• _Your tasks_
a – From the passage on gig workers in Indonesia, retype everything between "The core political" and "appeared in IndoProgress.", inclusive.
b – In the passage on gig workers in Indonesia, what has the government relied on instead of enforceable regulations?
c – Render this sentence from the passage on gig workers in Indonesia in Spanish: "Publicly, BHR is framed as evidence of growing concern for gig worker welfare."
──────── Excerpt provided
Global Labour Politics
The THR–BHR saga illuminates the broader dynamics of platform labour under neoliberal governance. Under public pressure, platforms often concede limited benefits while preserving their contractor status and algorithmic control. The promise of flexibility in gig work often masks a deeper commodification of labour. Platform systems are also designed to secure corporate immunity and control by ranking and filtering workers through performance metrics, producing an “order of worth” in which only high-performing drivers are selectively recognised, while others remain excluded.
Meanwhile, the Indonesian case demonstrates the continued relevance of collective action. Protests in early 2025 forced government officials and platform companies to respond, demonstrating that gig workers are not entirely outside of regulation or political agency. However, the limited outcome also reveals the constraints of such mobilisation. With an oversupply of labour and weak bargaining power, drivers were able to demand symbolic concessions, such as BHR, but lacked the leverage to secure more fundamental changes, such as employment recognition or standardised protections. In practice, the flexibility often celebrated in gig work tends to deepen precarity rather than reduce it.
These developments must be situated within the broader political economy of Indonesia. Neoliberal restructuring has continually produced large pools of vulnerable labour, allowing platform companies to recruit from an oversupplied workforce and sustain hypercompetition. In this context, digital capitalism has been associated with forms of structural super-exploitation supported by labour abundance, intense platform rivalry, and permissive regulatory environments. The government’s reliance on non-binding policy instruments rather than enforceable regulations reflects a longer trajectory in which labour reforms have tended to favour capital accumulation over worker protection.
Publicly, BHR is framed as evidence of growing concern for gig worker welfare. However, materially, it falls far short of meaningful social protection. This discrepancy reveals BHR as largely symbolic, allowing the state and platform companies to project an image of care while avoiding substantive economic and legal obligations. More broadly, partial and discretionary concessions can function as pressure valves that defuse collective resistance while preserving structural inequalities. By presenting festive bonuses as recognition, platforms include workers without altering the underlying denial of employment status. Such gestures operate within the moral economy of platform capitalism, where symbolic care coexists with persistent insecurity and labour commodification. Without legal enforcement and standardised entitlements, initiatives such as BHR risk becoming empty signifiers of concern rather than genuine mechanisms of protection.
The core political struggle transcends singular benefits, such as a holiday allowance, and centres on a fundamental dilemma: will platform drivers gain recognition as workers with full rights, or will they continue to be trapped in the precarious digital gig economy? At stake is the much broader question of who should bear the responsibility for social reproduction—the platform companies, the state, or the workers themselves. The union campaign has evolved into a touchstone of resistance, a symbol of emerging solidarity across gig economies, and a reminder that platform labor conflicts are rapidly becoming central battlegrounds of contemporary neoliberal capitalism.
A version of this article in Bahasa Indonesia has appeared in IndoProgress.
────────────────
──────── Dataset excerpts
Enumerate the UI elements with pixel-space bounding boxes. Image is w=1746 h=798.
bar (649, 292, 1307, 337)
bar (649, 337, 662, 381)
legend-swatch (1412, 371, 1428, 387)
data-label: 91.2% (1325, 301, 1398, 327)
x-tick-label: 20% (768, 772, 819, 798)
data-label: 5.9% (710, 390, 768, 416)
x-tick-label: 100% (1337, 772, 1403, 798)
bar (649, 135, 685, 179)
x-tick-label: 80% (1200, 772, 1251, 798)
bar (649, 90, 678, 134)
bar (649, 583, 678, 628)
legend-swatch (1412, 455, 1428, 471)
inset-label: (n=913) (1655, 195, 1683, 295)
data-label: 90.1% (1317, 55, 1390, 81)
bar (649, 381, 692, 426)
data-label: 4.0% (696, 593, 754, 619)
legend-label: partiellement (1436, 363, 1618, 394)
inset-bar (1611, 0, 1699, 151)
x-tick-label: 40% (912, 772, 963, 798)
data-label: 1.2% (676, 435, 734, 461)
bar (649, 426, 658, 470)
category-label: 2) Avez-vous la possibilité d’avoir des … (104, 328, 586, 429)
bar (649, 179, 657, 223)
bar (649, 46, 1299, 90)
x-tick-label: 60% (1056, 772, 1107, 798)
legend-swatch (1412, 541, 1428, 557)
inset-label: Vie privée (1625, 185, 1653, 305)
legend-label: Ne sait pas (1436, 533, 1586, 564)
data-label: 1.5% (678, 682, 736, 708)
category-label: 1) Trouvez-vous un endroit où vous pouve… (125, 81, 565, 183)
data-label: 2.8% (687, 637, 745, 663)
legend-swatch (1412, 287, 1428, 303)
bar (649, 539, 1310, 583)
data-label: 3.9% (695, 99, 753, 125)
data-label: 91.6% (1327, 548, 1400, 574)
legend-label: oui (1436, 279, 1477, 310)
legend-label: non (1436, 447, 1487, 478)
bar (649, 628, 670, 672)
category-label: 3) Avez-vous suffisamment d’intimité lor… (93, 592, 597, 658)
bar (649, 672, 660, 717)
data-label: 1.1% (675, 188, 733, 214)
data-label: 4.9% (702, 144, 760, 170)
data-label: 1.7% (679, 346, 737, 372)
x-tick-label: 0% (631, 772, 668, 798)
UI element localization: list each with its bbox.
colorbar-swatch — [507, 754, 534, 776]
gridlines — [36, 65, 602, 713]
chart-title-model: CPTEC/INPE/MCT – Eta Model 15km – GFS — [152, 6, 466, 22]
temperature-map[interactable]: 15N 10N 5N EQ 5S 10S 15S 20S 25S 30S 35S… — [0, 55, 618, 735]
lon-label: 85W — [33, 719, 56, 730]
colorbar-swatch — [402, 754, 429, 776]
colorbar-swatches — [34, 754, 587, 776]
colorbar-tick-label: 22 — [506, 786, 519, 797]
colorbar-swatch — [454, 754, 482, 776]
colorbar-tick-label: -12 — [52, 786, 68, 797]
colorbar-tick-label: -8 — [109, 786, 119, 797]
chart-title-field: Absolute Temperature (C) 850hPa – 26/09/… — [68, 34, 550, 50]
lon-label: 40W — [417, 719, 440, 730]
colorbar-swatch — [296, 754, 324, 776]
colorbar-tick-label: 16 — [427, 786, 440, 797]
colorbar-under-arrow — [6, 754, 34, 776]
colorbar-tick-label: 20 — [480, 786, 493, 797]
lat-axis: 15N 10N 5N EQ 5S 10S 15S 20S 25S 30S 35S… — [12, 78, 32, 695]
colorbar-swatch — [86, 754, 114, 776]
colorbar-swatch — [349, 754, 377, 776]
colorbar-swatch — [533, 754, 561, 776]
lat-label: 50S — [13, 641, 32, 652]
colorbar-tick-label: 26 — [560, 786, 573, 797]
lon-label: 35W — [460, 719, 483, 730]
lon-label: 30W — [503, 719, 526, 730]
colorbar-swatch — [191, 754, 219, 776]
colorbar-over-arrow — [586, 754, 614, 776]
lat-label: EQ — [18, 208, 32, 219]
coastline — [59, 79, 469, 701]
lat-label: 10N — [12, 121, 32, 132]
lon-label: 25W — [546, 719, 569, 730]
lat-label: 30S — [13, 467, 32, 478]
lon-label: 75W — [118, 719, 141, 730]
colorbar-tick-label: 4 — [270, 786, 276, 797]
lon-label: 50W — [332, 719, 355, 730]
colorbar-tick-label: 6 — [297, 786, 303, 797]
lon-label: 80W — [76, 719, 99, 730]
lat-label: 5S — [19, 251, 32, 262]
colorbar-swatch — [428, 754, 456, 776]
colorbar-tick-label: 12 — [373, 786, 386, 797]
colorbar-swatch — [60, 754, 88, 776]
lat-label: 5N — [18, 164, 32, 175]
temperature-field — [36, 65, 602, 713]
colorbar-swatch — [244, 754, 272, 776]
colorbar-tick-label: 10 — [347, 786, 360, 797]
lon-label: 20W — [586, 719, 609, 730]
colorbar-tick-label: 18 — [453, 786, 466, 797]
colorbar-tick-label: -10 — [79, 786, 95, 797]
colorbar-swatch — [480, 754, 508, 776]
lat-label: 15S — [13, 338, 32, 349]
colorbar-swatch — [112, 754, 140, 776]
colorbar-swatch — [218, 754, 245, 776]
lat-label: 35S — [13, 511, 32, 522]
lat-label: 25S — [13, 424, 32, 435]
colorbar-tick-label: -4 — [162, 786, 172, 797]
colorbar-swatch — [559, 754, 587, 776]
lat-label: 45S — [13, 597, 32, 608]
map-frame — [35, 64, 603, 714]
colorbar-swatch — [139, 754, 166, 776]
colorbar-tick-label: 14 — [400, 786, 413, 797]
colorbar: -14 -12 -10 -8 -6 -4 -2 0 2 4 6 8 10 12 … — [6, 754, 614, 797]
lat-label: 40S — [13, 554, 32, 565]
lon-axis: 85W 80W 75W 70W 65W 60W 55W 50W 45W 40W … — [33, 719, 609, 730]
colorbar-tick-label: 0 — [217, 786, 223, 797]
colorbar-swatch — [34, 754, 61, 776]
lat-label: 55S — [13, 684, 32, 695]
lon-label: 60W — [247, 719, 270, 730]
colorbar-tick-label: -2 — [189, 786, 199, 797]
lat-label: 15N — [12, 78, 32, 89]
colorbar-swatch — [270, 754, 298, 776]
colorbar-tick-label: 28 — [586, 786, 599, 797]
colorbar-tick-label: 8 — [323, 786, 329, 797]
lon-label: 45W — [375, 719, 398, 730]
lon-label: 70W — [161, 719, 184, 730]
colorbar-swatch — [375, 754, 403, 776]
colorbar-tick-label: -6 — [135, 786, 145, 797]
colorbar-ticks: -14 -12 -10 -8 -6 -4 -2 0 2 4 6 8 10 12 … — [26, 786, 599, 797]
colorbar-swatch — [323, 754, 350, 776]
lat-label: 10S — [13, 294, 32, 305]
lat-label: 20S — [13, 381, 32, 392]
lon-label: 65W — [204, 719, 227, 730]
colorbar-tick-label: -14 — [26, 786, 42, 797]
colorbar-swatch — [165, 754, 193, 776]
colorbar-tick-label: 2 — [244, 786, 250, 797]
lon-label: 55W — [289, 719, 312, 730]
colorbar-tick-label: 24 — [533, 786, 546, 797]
────────────────
• _Task-by-task outputs_
a –
The core political struggle transcends singular benefits, such as a holiday allowance, and centres on a fundamental dilemma: will platform drivers gain recognition as workers with full rights, or will they continue to be trapped in the precarious digital gig economy? At stake is the much broader question of who should bear the responsibility for social reproduction—the platform companies, the state, or the workers themselves. The union campaign has evolved into a touchstone of resistance, a symbol of emerging solidarity across gig economies, and a reminder that platform labor conflicts are rapidly becoming central battlegrounds of contemporary neoliberal capitalism.
A version of this article in Bahasa Indonesia has appeared in IndoProgress.

b – Non-binding policy instruments.

c – Públicamente, el BHR se presenta como prueba de una creciente preocupación por el bienestar de los trabajadores de la economía gig.